LIST OF TASKS:
a) According to the greyfly.ai interview, what does greyfly.ai help organizations do?
b) In the greyfly.ai interview, why did Skinner's role move toward helping organizations rethink how delivery happens in an AI-first world? Answer in one to three sentences.
c) Write out the passage of the greyfly.ai interview from "In the past, I" to "in PM adoption.", word for word.
--- START OF PAGE TEXT ---
Lloyd Skinner is the CEO of greyfly.ai, where he uses AI to build predictive intelligence that gives project leaders actionable insight before they're hit with unexpected problems and costs. In other words, he's transforming project delivery from a reactive discipline into a proactive one.
We sat down with him to understand how he's doing it — and what it really means in practice. Here's what he had to say.
Moving From Traditional Product Delivery to Ai-Powered Delivery
I'm the CEO of greyfly.ai, where we help organizations deliver projects more predictably and profitably through Artificial Intelligence.
In the past, I oversaw traditional project delivery. Having worked across major programs and transformation initiatives, I’ve seen how traditional approaches fall short in managing complexity.
That's why my role has transitioned to enabling organizations to rethink how delivery happens in an AI-first world. I focus on enabling senior project and portfolio leaders to use their own data more intelligently, thus improving outcomes, reducing risk, and building the case for scalable AI in PM adoption.
At greyfly.ai, we bridge the gap left by traditional approaches by embedding AI into project delivery, giving leaders actionable insight before issues arise, and helping them achieve measurable, sustainable results.
--- END OF PAGE TEXT ---
--- START OF SUPPLIED DATA ---
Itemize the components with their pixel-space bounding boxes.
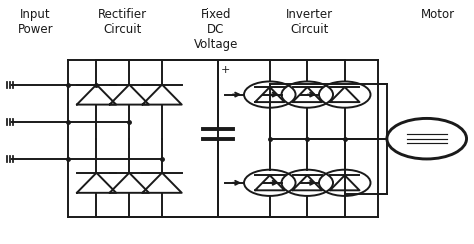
Text: Fixed
DC
Voltage: Fixed DC Voltage [194,8,238,51]
Text: Input
Power: Input Power [18,8,54,36]
Text: Inverter
Circuit: Inverter Circuit [286,8,333,36]
Text: Rectifier
Circuit: Rectifier Circuit [98,8,147,36]
Text: +: + [220,65,230,75]
Text: Motor: Motor [421,8,456,20]
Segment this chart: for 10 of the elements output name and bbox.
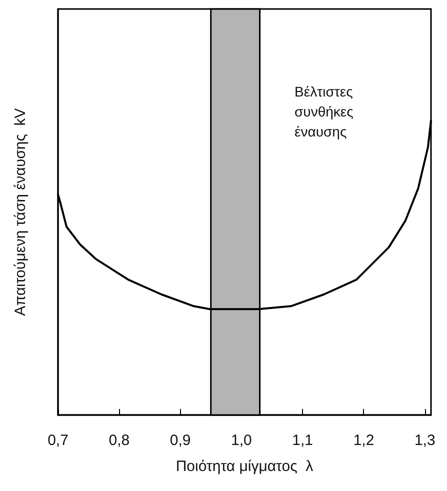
x-tick-label: 1,1 <box>292 432 314 449</box>
x-tick-label: 1,2 <box>353 432 374 449</box>
y-axis-title: Απαιτούμενη τάση έναυσης kV <box>12 108 29 316</box>
x-tick-label: 0,9 <box>170 432 191 449</box>
x-tick-label: 0,8 <box>108 432 130 449</box>
x-tick-label: 0,7 <box>48 432 68 449</box>
band-label: Βέλτιστες συνθήκες έναυσης <box>294 84 354 140</box>
x-axis-title: Ποιότητα μίγματος λ <box>176 458 314 475</box>
x-tick-label: 1,3 <box>414 432 436 449</box>
x-tick-label: 1,0 <box>231 432 252 449</box>
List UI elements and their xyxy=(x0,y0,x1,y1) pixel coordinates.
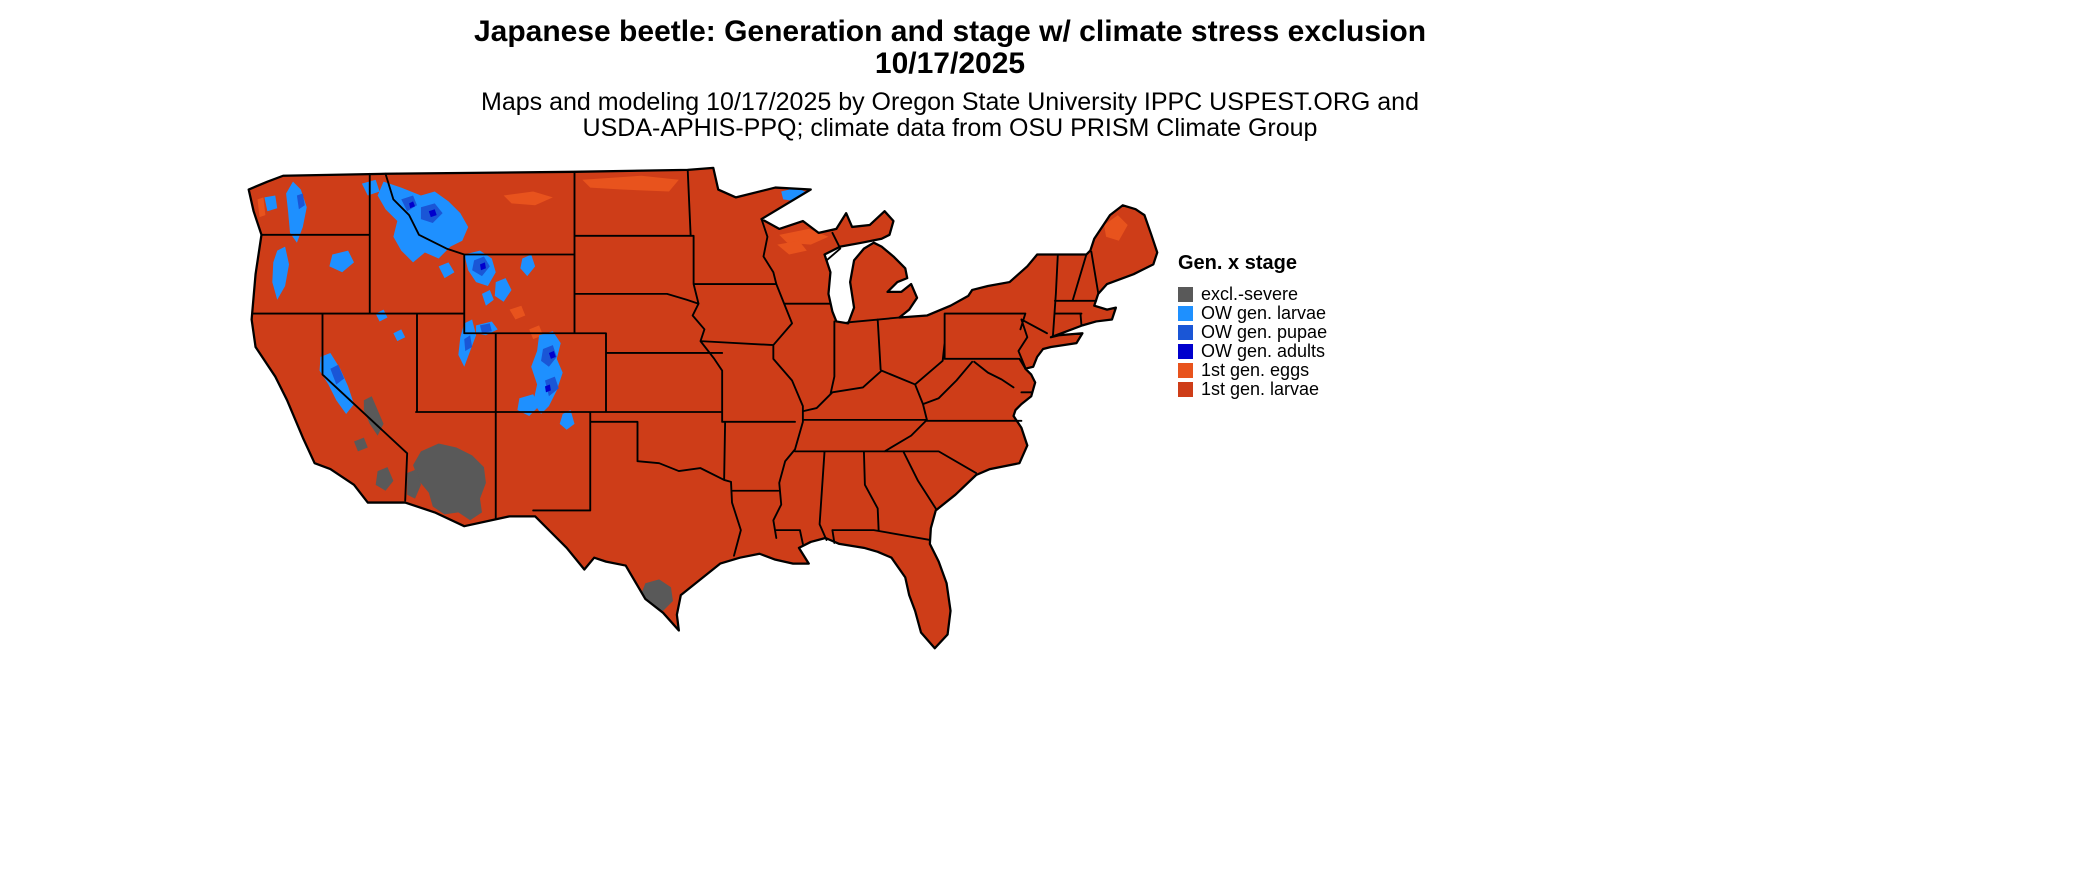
state-borders xyxy=(251,168,1100,557)
title-line-1: Japanese beetle: Generation and stage w/… xyxy=(473,15,1427,48)
map-attribution: Maps and modeling 10/17/2025 by Oregon S… xyxy=(0,89,1900,141)
legend-title: Gen. x stage xyxy=(1178,252,1297,274)
region-ow-gen-larvae xyxy=(264,179,809,430)
legend-item-1st-gen-larvae: 1st gen. larvae xyxy=(1178,380,1408,399)
swatch-1st-gen-larvae xyxy=(1178,382,1193,397)
legend-label: OW gen. larvae xyxy=(1201,303,1327,323)
us-outline xyxy=(247,166,1159,650)
region-ow-gen-adults xyxy=(409,201,556,393)
class-overlays xyxy=(257,175,1128,611)
swatch-ow-gen-pupae xyxy=(1178,325,1193,340)
swatch-ow-gen-larvae xyxy=(1178,306,1193,321)
us-map xyxy=(228,156,1173,668)
legend-label: excl.-severe xyxy=(1201,284,1299,304)
legend-label: 1st gen. larvae xyxy=(1201,379,1320,399)
legend-item-1st-gen-eggs: 1st gen. eggs xyxy=(1178,361,1408,380)
legend-item-ow-gen-pupae: OW gen. pupae xyxy=(1178,323,1408,342)
attribution-line-1: Maps and modeling 10/17/2025 by Oregon S… xyxy=(481,88,1419,116)
attribution-line-2: USDA-APHIS-PPQ; climate data from OSU PR… xyxy=(582,114,1318,142)
legend-label: OW gen. adults xyxy=(1201,341,1326,361)
title-date: 10/17/2025 xyxy=(874,47,1026,80)
legend-label: 1st gen. eggs xyxy=(1201,360,1310,380)
us-map-svg xyxy=(247,166,1159,650)
swatch-excl-severe xyxy=(1178,287,1193,302)
map-title: Japanese beetle: Generation and stage w/… xyxy=(0,16,1900,79)
legend-item-ow-gen-adults: OW gen. adults xyxy=(1178,342,1408,361)
swatch-ow-gen-adults xyxy=(1178,344,1193,359)
legend: Gen. x stage excl.-severe OW gen. larvae… xyxy=(1178,252,1408,399)
swatch-1st-gen-eggs xyxy=(1178,363,1193,378)
region-1st-gen-eggs xyxy=(257,175,1128,340)
legend-label: OW gen. pupae xyxy=(1201,322,1328,342)
legend-item-ow-gen-larvae: OW gen. larvae xyxy=(1178,304,1408,323)
legend-item-excl-severe: excl.-severe xyxy=(1178,285,1408,304)
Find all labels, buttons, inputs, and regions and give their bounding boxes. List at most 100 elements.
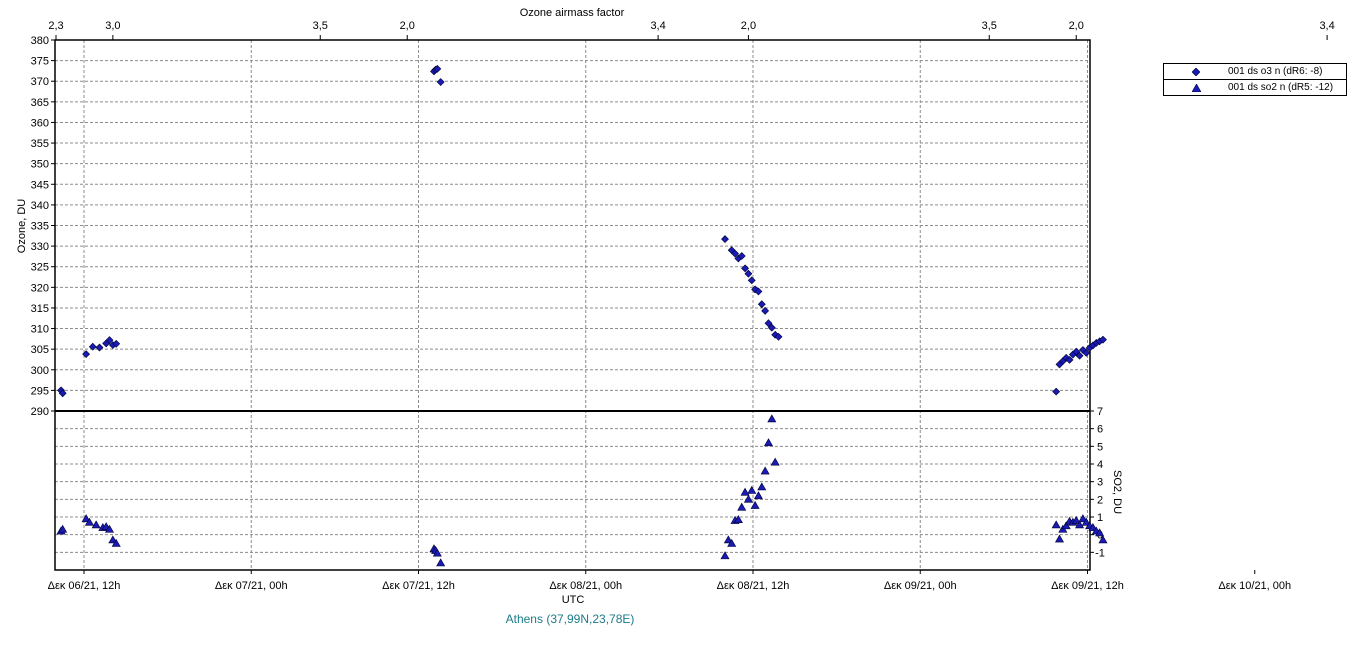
--- END OF SUPPLIED DATA ---
WRITTEN ANSWERS:
a) It helps organizations deliver projects more predictably and profitably through Artificial Intelligence.

b) Having overseen traditional project delivery across major programs and transformation initiatives, he saw how traditional approaches fall short in managing complexity. That experience is why his role shifted to helping organizations rethink delivery in an AI-first world.

c)
In the past, I oversaw traditional project delivery. Having worked across major programs and transformation initiatives, I’ve seen how traditional approaches fall short in managing complexity.
That's why my role has transitioned to enabling organizations to rethink how delivery happens in an AI-first world. I focus on enabling senior project and portfolio leaders to use their own data more intelligently, thus improving outcomes, reducing risk, and building the case for scalable AI in PM adoption.